[Stored data]

+===+

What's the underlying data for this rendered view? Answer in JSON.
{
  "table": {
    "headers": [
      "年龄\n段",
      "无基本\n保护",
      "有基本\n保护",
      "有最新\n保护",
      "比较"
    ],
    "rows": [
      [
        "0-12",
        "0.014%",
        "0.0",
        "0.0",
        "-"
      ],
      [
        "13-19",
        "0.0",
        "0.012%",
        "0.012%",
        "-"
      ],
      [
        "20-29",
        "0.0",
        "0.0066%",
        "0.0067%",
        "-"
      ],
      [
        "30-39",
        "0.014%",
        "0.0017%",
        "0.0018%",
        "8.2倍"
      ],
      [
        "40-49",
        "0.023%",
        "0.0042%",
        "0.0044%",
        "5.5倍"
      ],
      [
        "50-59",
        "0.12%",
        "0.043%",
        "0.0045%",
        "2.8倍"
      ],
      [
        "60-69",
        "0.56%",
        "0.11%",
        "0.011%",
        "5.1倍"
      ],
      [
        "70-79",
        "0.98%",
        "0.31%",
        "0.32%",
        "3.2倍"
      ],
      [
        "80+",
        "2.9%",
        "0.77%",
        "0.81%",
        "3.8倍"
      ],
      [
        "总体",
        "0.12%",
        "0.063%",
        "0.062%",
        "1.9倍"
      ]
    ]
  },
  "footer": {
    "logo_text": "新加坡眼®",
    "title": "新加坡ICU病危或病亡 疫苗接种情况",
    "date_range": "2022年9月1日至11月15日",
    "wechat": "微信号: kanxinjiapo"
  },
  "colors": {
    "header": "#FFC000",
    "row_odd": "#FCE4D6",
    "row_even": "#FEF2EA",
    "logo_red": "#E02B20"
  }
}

+===+

### Work to do
Type out the full listing again, exactly as given.

### Response below
What's the underlying data for this rendered view? Answer in JSON.
{
  "table": {
    "headers": [
      "年龄\n段",
      "无基本\n保护",
      "有基本\n保护",
      "有最新\n保护",
      "比较"
    ],
    "rows": [
      [
        "0-12",
        "0.014%",
        "0.0",
        "0.0",
        "-"
      ],
      [
        "13-19",
        "0.0",
        "0.012%",
        "0.012%",
        "-"
      ],
      [
        "20-29",
        "0.0",
        "0.0066%",
        "0.0067%",
        "-"
      ],
      [
        "30-39",
        "0.014%",
        "0.0017%",
        "0.0018%",
        "8.2倍"
      ],
      [
        "40-49",
        "0.023%",
        "0.0042%",
        "0.0044%",
        "5.5倍"
      ],
      [
        "50-59",
        "0.12%",
        "0.043%",
        "0.0045%",
        "2.8倍"
      ],
      [
        "60-69",
        "0.56%",
        "0.11%",
        "0.011%",
        "5.1倍"
      ],
      [
        "70-79",
        "0.98%",
        "0.31%",
        "0.32%",
        "3.2倍"
      ],
      [
        "80+",
        "2.9%",
        "0.77%",
        "0.81%",
        "3.8倍"
      ],
      [
        "总体",
        "0.12%",
        "0.063%",
        "0.062%",
        "1.9倍"
      ]
    ]
  },
  "footer": {
    "logo_text": "新加坡眼®",
    "title": "新加坡ICU病危或病亡 疫苗接种情况",
    "date_range": "2022年9月1日至11月15日",
    "wechat": "微信号: kanxinjiapo"
  },
  "colors": {
    "header": "#FFC000",
    "row_odd": "#FCE4D6",
    "row_even": "#FEF2EA",
    "logo_red": "#E02B20"
  }
}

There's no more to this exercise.